▸ Stated goal a
In the excerpt on the warrant dividend, what led the Company to recognize a deemed dividend, and how was its amount calculated? Answer in one to three sentences.

▸ Document excerpt
————————
On January 3, 2023, the Company issued warrants for the purchase of 4,079 common shares as a dividend to common shareholders of record as of December 23, 2022, pursuant to a warrant agent agreement, dated January 3, 2023, with VStock Transfer, LLC. Each holder of common shares received a warrant to purchase one (1) common share for every ten (10) common shares owned as of the record date (with the number of shares underlying the warrant received rounded down to the nearest whole number). Each warrant represents the right to purchase common shares at an initial exercise price of $420 per share (subject to certain adjustments as set forth in the warrants). The Company may, at its option, voluntarily reduce the then-current exercise price to such amount and for such period or periods of time which may be through the expiration date as may be deemed appropriate by the board of directors. Cashless exercises of the warrants are not permitted. The warrants will generally be exercisable in whole or in part beginning on the later of (i) January 3, 2024 or (ii) the date that a registration statement on Form S-3 with respect to the issuance and registration of the common shares underlying the warrants has been filed with and declared effective by the SEC, and thereafter until January 3, 2026. The Company may redeem the warrants at any time in whole or in part at $0.001 per warrant (subject to equitable adjustment to reflect share splits, share dividends, share combinations, recapitalizations and like occurrences) upon not less than 30 days’ prior written notice to the registered holders of the warrants. As a result of the issuance of warrants as a dividend to common shareholders, the Company recognized a deemed dividend of approximately $0.6 million, which was calculated using a Black-Scholes pricing model.
————————
[Labeled box records]
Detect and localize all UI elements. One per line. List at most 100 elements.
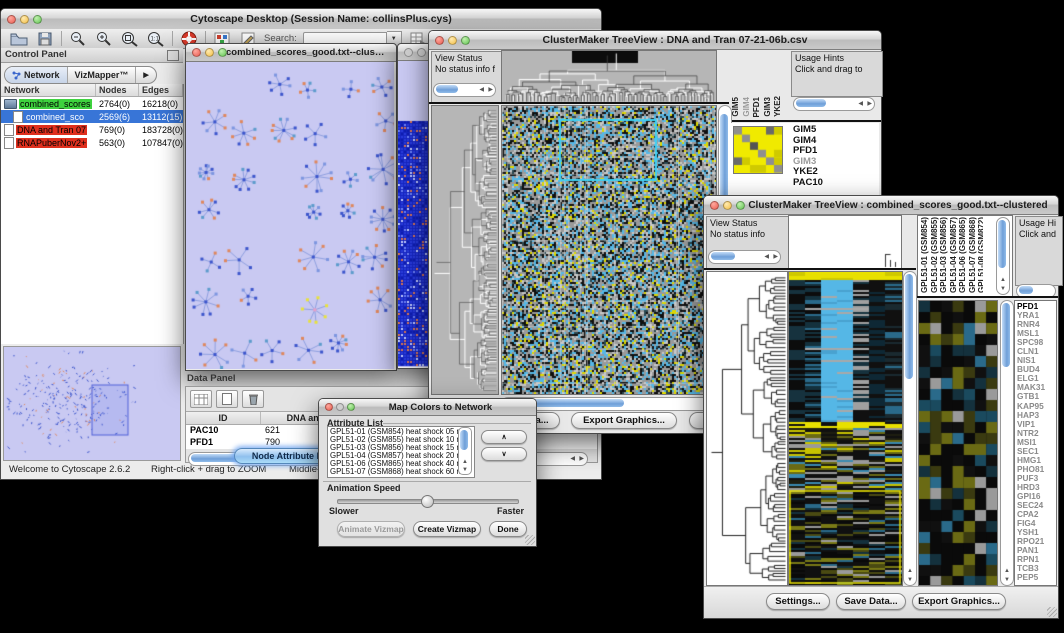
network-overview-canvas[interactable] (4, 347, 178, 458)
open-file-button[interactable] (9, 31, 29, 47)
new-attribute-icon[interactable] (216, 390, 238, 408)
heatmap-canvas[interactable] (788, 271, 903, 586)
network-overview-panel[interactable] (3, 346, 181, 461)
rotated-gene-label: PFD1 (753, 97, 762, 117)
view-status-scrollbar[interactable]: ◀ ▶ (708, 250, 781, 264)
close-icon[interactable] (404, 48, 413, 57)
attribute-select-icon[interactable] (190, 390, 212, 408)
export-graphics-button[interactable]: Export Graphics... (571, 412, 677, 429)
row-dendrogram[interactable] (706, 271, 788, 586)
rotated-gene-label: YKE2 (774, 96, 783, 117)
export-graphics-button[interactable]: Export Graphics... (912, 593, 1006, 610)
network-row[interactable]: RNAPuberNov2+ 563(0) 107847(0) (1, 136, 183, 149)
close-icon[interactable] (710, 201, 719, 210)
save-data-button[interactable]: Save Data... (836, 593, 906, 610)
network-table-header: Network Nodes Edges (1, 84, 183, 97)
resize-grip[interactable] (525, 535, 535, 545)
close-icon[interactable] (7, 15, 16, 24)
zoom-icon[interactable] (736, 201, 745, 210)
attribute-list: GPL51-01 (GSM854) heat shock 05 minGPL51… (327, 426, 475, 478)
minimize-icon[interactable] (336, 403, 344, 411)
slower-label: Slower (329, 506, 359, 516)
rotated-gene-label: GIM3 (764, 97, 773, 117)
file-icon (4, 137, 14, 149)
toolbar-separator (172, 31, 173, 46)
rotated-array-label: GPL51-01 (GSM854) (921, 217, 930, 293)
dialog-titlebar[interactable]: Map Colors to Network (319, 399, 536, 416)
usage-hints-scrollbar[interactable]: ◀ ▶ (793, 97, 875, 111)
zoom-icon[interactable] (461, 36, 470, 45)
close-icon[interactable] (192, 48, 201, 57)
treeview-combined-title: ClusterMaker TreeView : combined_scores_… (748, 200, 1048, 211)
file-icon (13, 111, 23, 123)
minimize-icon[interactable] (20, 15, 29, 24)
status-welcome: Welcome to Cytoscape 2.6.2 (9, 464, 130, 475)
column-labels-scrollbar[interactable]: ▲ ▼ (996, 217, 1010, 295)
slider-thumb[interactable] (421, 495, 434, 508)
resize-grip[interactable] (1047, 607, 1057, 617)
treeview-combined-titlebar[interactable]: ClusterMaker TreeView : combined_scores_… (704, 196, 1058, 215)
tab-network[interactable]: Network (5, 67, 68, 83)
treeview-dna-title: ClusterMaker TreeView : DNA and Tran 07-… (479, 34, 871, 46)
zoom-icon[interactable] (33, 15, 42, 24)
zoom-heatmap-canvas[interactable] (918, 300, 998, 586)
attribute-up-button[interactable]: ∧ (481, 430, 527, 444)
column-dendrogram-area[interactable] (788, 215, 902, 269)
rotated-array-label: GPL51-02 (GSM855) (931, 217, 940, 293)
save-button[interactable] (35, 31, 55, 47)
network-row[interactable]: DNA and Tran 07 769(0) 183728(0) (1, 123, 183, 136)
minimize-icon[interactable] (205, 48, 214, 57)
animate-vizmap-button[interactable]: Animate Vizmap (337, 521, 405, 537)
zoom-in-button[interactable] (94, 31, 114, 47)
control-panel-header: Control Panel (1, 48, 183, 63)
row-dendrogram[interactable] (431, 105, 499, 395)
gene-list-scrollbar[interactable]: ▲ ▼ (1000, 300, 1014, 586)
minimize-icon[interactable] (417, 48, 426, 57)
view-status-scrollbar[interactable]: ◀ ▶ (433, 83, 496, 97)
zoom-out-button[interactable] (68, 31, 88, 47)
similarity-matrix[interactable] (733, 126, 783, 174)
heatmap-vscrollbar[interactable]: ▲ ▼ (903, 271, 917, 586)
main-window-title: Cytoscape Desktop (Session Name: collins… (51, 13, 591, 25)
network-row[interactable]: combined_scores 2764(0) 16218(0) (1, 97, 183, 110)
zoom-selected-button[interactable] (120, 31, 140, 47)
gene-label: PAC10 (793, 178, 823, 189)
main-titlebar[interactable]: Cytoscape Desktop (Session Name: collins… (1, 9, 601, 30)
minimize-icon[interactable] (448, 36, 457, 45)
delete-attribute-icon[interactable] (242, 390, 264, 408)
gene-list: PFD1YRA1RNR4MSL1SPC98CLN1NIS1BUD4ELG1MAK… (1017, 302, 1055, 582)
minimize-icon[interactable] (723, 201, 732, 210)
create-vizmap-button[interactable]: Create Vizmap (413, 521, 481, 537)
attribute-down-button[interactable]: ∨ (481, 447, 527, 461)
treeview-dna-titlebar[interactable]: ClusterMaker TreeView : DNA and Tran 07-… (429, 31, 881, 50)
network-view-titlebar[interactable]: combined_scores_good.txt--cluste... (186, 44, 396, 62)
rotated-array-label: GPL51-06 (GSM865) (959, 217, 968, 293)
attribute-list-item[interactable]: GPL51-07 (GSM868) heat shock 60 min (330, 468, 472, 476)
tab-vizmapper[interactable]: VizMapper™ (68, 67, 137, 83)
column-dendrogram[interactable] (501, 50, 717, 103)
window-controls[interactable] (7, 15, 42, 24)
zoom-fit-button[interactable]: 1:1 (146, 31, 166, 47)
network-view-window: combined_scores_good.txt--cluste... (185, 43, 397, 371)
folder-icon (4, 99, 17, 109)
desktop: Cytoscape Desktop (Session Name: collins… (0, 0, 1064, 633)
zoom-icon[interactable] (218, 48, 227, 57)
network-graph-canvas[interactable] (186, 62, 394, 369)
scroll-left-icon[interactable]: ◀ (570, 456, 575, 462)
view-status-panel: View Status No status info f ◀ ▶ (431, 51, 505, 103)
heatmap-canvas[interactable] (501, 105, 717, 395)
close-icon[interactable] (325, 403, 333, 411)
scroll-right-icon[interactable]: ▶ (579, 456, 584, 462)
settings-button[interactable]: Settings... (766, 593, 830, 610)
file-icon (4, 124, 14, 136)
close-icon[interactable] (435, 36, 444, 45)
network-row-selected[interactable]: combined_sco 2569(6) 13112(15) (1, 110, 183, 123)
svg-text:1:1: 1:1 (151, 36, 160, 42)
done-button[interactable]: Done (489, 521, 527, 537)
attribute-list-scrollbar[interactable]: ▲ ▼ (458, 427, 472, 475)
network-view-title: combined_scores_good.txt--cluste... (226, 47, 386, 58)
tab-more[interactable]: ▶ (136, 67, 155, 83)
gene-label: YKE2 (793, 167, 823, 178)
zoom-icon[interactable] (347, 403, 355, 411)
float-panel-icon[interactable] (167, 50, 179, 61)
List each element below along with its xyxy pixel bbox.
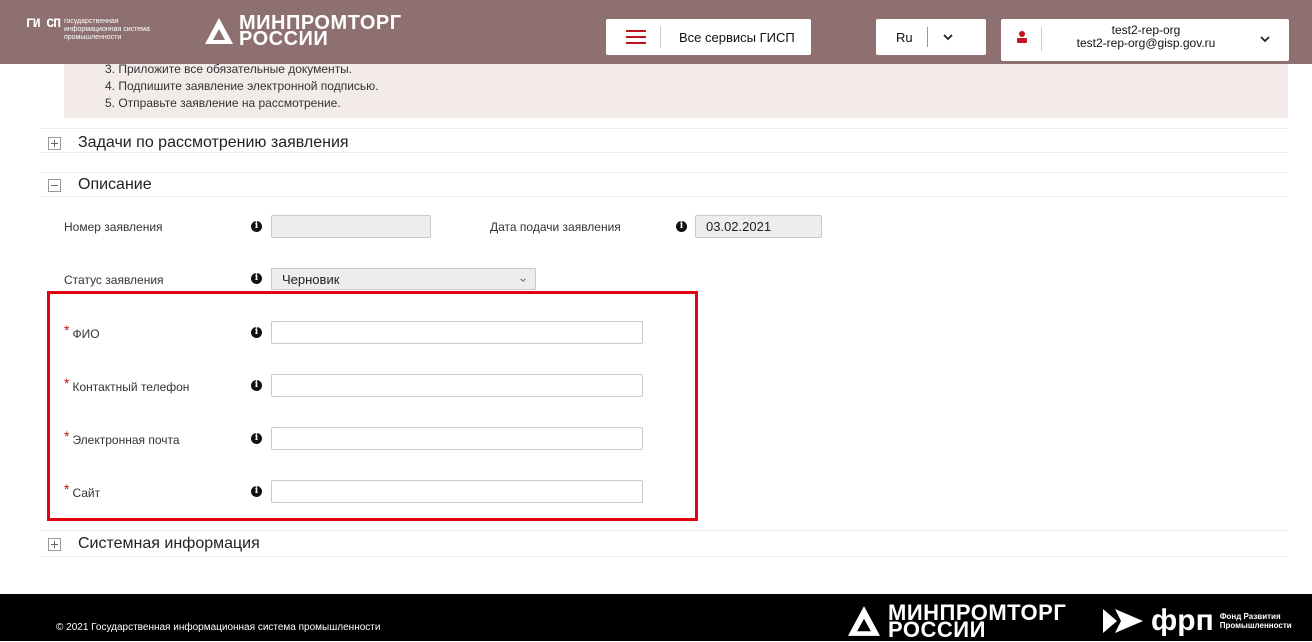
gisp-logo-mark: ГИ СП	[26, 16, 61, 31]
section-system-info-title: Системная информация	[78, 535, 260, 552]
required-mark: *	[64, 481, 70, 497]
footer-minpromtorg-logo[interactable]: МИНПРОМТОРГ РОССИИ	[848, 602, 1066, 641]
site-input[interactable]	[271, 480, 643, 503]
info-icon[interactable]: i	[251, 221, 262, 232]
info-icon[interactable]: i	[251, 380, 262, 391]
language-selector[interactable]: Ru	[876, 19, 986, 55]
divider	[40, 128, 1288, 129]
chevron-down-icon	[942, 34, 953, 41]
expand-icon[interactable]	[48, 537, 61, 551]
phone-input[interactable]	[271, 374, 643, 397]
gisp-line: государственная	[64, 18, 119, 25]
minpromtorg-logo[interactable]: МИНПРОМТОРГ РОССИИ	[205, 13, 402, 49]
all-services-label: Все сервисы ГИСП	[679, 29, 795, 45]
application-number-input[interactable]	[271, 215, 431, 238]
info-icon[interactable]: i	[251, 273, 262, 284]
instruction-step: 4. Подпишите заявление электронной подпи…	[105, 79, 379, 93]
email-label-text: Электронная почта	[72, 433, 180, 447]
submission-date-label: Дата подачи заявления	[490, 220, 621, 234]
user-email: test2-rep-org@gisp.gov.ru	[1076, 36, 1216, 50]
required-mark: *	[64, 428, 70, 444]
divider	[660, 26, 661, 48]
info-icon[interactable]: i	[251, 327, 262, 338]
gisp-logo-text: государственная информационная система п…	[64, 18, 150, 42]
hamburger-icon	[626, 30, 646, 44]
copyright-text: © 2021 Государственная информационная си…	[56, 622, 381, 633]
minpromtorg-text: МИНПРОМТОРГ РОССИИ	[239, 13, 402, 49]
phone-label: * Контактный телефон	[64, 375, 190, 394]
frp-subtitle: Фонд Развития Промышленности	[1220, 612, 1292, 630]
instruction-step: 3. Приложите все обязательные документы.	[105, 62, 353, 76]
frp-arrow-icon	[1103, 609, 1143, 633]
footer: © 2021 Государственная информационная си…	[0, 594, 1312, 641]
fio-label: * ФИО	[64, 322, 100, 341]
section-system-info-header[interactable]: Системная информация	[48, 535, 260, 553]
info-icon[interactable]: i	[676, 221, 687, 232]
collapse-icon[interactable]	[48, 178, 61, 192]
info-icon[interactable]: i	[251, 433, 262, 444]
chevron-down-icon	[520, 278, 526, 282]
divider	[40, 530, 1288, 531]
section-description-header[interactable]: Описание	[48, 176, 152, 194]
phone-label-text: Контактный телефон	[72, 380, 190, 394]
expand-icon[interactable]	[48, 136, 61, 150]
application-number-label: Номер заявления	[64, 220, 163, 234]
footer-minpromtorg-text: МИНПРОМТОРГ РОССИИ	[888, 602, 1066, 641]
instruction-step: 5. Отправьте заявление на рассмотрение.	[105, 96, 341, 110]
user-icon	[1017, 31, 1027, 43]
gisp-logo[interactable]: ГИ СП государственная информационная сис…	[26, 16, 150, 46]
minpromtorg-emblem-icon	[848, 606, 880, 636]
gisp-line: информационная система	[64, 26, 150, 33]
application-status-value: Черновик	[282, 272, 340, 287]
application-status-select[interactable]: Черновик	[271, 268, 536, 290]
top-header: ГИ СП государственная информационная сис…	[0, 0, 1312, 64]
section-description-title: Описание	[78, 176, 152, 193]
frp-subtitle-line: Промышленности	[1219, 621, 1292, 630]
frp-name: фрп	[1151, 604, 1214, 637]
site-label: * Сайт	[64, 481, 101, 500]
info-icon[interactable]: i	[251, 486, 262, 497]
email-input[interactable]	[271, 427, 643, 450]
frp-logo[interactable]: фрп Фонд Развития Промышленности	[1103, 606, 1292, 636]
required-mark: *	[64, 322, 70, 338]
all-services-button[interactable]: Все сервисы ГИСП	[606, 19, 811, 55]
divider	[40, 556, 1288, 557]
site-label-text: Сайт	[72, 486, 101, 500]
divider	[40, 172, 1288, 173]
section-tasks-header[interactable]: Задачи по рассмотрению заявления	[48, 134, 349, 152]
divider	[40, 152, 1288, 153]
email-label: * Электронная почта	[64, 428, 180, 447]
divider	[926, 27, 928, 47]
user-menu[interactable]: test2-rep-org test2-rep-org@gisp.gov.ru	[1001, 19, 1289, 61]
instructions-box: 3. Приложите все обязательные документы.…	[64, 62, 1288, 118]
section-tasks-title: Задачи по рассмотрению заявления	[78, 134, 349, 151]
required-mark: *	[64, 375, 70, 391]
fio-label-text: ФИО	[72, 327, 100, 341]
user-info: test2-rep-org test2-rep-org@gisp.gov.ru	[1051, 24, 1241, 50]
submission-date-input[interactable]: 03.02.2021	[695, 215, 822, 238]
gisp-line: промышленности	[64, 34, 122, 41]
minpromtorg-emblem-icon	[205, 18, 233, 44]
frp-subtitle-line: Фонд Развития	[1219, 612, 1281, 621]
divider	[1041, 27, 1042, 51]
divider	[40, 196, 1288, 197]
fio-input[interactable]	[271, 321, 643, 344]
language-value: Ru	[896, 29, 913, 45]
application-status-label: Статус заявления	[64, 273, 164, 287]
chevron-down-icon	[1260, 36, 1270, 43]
————————
▸ Stated goal b
Quote the labeled box rows from the line holding "network-overview-canvas[interactable] (4, 347, 178, 458)" through the line holding "status-welcome: Welcome to", inclusive.

▸ Complete answer a
The Company recognized a deemed dividend of approximately $0.6 million because it issued the warrants as a dividend to common shareholders. The amount was calculated using a Black-Scholes pricing model.

▸ Complete answer b
network-overview-canvas[interactable] (4, 347, 178, 458)
open-file-button[interactable] (9, 31, 29, 47)
new-attribute-icon[interactable] (216, 390, 238, 408)
heatmap-canvas[interactable] (788, 271, 903, 586)
network-overview-panel[interactable] (3, 346, 181, 461)
rotated-gene-label: PFD1 (753, 97, 762, 117)
view-status-scrollbar[interactable]: ◀ ▶ (708, 250, 781, 264)
close-icon[interactable] (404, 48, 413, 57)
attribute-select-icon[interactable] (190, 390, 212, 408)
export-graphics-button[interactable]: Export Graphics... (571, 412, 677, 429)
row-dendrogram[interactable] (706, 271, 788, 586)
rotated-gene-label: YKE2 (774, 96, 783, 117)
export-graphics-button[interactable]: Export Graphics... (912, 593, 1006, 610)
network-row[interactable]: RNAPuberNov2+ 563(0) 107847(0) (1, 136, 183, 149)
close-icon[interactable] (710, 201, 719, 210)
save-data-button[interactable]: Save Data... (836, 593, 906, 610)
network-table-header: Network Nodes Edges (1, 84, 183, 97)
resize-grip[interactable] (525, 535, 535, 545)
close-icon[interactable] (7, 15, 16, 24)
zoom-icon[interactable] (736, 201, 745, 210)
attribute-list: GPL51-01 (GSM854) heat shock 05 minGPL51… (327, 426, 475, 478)
minimize-icon[interactable] (336, 403, 344, 411)
slower-label: Slower (329, 506, 359, 516)
rotated-gene-label: GIM3 (764, 97, 773, 117)
file-icon (4, 137, 14, 149)
toolbar-separator (172, 31, 173, 46)
rotated-array-label: GPL51-01 (GSM854) (921, 217, 930, 293)
dialog-titlebar[interactable]: Map Colors to Network (319, 399, 536, 416)
usage-hints-scrollbar[interactable]: ◀ ▶ (793, 97, 875, 111)
zoom-icon[interactable] (461, 36, 470, 45)
close-icon[interactable] (192, 48, 201, 57)
treeview-combined-title: ClusterMaker TreeView : combined_scores_… (748, 200, 1048, 211)
file-icon (13, 111, 23, 123)
minimize-icon[interactable] (20, 15, 29, 24)
status-welcome: Welcome to Cytoscape 2.6.2 (9, 464, 130, 475)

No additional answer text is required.